━━━ DATA IN THIS EXERCISE ━━━

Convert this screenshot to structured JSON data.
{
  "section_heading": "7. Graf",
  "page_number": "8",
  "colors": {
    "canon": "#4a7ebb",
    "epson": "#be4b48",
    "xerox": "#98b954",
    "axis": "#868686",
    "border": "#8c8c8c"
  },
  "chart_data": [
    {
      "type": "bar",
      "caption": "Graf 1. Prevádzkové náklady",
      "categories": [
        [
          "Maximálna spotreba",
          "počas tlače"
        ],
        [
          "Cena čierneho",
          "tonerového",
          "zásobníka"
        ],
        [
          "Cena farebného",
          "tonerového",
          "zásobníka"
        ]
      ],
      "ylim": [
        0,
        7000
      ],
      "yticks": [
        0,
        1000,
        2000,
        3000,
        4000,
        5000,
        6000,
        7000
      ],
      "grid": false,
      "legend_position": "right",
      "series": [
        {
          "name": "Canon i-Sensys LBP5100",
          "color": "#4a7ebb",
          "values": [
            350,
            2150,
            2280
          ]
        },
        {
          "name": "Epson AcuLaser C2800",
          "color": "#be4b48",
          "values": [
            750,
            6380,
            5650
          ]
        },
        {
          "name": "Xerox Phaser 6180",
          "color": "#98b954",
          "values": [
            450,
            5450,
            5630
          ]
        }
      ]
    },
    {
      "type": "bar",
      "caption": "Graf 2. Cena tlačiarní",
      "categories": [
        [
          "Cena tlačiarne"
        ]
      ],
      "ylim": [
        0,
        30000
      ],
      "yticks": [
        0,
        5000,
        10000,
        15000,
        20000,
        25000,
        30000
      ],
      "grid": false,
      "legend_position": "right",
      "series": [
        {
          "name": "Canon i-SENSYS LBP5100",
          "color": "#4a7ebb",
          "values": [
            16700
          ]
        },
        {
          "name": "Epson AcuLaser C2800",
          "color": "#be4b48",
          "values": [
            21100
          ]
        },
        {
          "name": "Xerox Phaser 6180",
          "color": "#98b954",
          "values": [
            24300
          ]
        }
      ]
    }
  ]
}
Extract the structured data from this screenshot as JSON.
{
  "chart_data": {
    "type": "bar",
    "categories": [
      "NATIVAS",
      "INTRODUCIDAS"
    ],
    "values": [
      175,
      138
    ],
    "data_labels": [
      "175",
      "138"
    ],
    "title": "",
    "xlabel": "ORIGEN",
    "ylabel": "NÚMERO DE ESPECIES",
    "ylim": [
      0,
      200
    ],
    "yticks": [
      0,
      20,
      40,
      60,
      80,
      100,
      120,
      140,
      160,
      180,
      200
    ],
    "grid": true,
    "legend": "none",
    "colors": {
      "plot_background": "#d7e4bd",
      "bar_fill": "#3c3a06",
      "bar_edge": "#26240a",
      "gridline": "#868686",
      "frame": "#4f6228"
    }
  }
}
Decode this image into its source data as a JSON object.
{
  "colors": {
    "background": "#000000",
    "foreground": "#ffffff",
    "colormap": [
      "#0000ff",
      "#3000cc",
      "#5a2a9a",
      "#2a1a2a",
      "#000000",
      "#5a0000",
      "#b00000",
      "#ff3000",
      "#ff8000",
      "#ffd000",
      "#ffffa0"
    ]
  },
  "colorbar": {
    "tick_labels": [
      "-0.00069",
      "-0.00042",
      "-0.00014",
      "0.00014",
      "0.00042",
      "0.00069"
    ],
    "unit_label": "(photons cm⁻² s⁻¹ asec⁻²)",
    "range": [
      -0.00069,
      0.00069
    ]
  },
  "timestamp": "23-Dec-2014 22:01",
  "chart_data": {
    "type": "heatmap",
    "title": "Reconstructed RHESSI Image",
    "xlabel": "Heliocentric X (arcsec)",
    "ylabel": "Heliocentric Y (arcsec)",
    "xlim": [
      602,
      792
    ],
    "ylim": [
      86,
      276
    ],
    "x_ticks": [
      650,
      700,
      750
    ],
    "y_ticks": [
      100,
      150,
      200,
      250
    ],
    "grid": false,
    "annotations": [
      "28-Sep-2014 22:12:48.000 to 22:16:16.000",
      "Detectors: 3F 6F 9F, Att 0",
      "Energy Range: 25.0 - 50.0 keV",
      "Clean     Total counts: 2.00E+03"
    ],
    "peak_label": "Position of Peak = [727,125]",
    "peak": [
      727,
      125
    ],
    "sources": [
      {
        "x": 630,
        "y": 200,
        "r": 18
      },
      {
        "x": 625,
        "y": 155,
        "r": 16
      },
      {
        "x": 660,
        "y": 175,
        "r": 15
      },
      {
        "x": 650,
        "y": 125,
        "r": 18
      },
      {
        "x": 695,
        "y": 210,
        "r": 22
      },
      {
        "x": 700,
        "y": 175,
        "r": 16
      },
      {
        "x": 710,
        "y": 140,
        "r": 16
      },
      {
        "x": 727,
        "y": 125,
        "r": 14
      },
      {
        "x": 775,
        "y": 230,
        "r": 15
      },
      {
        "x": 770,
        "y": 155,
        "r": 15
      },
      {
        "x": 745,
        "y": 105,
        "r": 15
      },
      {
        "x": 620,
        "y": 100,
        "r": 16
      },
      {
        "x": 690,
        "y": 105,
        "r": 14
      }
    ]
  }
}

━━━

* REQUIRED TASK *
Restate the data above exactly, keeping each word as it stands.

* WORKED ANSWER *
Convert this screenshot to structured JSON data.
{
  "section_heading": "7. Graf",
  "page_number": "8",
  "colors": {
    "canon": "#4a7ebb",
    "epson": "#be4b48",
    "xerox": "#98b954",
    "axis": "#868686",
    "border": "#8c8c8c"
  },
  "chart_data": [
    {
      "type": "bar",
      "caption": "Graf 1. Prevádzkové náklady",
      "categories": [
        [
          "Maximálna spotreba",
          "počas tlače"
        ],
        [
          "Cena čierneho",
          "tonerového",
          "zásobníka"
        ],
        [
          "Cena farebného",
          "tonerového",
          "zásobníka"
        ]
      ],
      "ylim": [
        0,
        7000
      ],
      "yticks": [
        0,
        1000,
        2000,
        3000,
        4000,
        5000,
        6000,
        7000
      ],
      "grid": false,
      "legend_position": "right",
      "series": [
        {
          "name": "Canon i-Sensys LBP5100",
          "color": "#4a7ebb",
          "values": [
            350,
            2150,
            2280
          ]
        },
        {
          "name": "Epson AcuLaser C2800",
          "color": "#be4b48",
          "values": [
            750,
            6380,
            5650
          ]
        },
        {
          "name": "Xerox Phaser 6180",
          "color": "#98b954",
          "values": [
            450,
            5450,
            5630
          ]
        }
      ]
    },
    {
      "type": "bar",
      "caption": "Graf 2. Cena tlačiarní",
      "categories": [
        [
          "Cena tlačiarne"
        ]
      ],
      "ylim": [
        0,
        30000
      ],
      "yticks": [
        0,
        5000,
        10000,
        15000,
        20000,
        25000,
        30000
      ],
      "grid": false,
      "legend_position": "right",
      "series": [
        {
          "name": "Canon i-SENSYS LBP5100",
          "color": "#4a7ebb",
          "values": [
            16700
          ]
        },
        {
          "name": "Epson AcuLaser C2800",
          "color": "#be4b48",
          "values": [
            21100
          ]
        },
        {
          "name": "Xerox Phaser 6180",
          "color": "#98b954",
          "values": [
            24300
          ]
        }
      ]
    }
  ]
}
Extract the structured data from this screenshot as JSON.
{
  "chart_data": {
    "type": "bar",
    "categories": [
      "NATIVAS",
      "INTRODUCIDAS"
    ],
    "values": [
      175,
      138
    ],
    "data_labels": [
      "175",
      "138"
    ],
    "title": "",
    "xlabel": "ORIGEN",
    "ylabel": "NÚMERO DE ESPECIES",
    "ylim": [
      0,
      200
    ],
    "yticks": [
      0,
      20,
      40,
      60,
      80,
      100,
      120,
      140,
      160,
      180,
      200
    ],
    "grid": true,
    "legend": "none",
    "colors": {
      "plot_background": "#d7e4bd",
      "bar_fill": "#3c3a06",
      "bar_edge": "#26240a",
      "gridline": "#868686",
      "frame": "#4f6228"
    }
  }
}
Decode this image into its source data as a JSON object.
{
  "colors": {
    "background": "#000000",
    "foreground": "#ffffff",
    "colormap": [
      "#0000ff",
      "#3000cc",
      "#5a2a9a",
      "#2a1a2a",
      "#000000",
      "#5a0000",
      "#b00000",
      "#ff3000",
      "#ff8000",
      "#ffd000",
      "#ffffa0"
    ]
  },
  "colorbar": {
    "tick_labels": [
      "-0.00069",
      "-0.00042",
      "-0.00014",
      "0.00014",
      "0.00042",
      "0.00069"
    ],
    "unit_label": "(photons cm⁻² s⁻¹ asec⁻²)",
    "range": [
      -0.00069,
      0.00069
    ]
  },
  "timestamp": "23-Dec-2014 22:01",
  "chart_data": {
    "type": "heatmap",
    "title": "Reconstructed RHESSI Image",
    "xlabel": "Heliocentric X (arcsec)",
    "ylabel": "Heliocentric Y (arcsec)",
    "xlim": [
      602,
      792
    ],
    "ylim": [
      86,
      276
    ],
    "x_ticks": [
      650,
      700,
      750
    ],
    "y_ticks": [
      100,
      150,
      200,
      250
    ],
    "grid": false,
    "annotations": [
      "28-Sep-2014 22:12:48.000 to 22:16:16.000",
      "Detectors: 3F 6F 9F, Att 0",
      "Energy Range: 25.0 - 50.0 keV",
      "Clean     Total counts: 2.00E+03"
    ],
    "peak_label": "Position of Peak = [727,125]",
    "peak": [
      727,
      125
    ],
    "sources": [
      {
        "x": 630,
        "y": 200,
        "r": 18
      },
      {
        "x": 625,
        "y": 155,
        "r": 16
      },
      {
        "x": 660,
        "y": 175,
        "r": 15
      },
      {
        "x": 650,
        "y": 125,
        "r": 18
      },
      {
        "x": 695,
        "y": 210,
        "r": 22
      },
      {
        "x": 700,
        "y": 175,
        "r": 16
      },
      {
        "x": 710,
        "y": 140,
        "r": 16
      },
      {
        "x": 727,
        "y": 125,
        "r": 14
      },
      {
        "x": 775,
        "y": 230,
        "r": 15
      },
      {
        "x": 770,
        "y": 155,
        "r": 15
      },
      {
        "x": 745,
        "y": 105,
        "r": 15
      },
      {
        "x": 620,
        "y": 100,
        "r": 16
      },
      {
        "x": 690,
        "y": 105,
        "r": 14
      }
    ]
  }
}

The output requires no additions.